__Task statement__
From the entries below, copy every line holding the word "quyền".

(Collection entries)
**********

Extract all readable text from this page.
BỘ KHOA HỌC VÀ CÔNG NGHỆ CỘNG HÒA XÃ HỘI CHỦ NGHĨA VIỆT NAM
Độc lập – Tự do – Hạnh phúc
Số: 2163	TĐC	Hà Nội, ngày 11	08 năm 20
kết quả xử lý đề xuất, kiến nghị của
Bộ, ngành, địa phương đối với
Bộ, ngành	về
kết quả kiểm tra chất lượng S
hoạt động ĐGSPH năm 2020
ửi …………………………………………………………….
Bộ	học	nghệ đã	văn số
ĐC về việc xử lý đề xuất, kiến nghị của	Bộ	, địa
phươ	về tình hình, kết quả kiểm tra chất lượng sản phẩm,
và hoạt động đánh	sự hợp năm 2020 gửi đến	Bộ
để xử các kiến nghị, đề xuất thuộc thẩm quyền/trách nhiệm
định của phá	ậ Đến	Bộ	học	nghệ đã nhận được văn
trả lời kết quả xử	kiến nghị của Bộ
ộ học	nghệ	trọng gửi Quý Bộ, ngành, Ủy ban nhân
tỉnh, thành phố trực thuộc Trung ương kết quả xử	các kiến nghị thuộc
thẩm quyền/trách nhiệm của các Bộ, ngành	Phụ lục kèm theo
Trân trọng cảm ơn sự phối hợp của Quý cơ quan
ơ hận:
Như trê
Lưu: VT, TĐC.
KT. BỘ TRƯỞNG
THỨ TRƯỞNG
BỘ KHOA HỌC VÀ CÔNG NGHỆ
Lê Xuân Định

**********

__Exercise response__
để xử các kiến nghị, đề xuất thuộc thẩm quyền/trách nhiệm
thẩm quyền/trách nhiệm của các Bộ, ngành	Phụ lục kèm theo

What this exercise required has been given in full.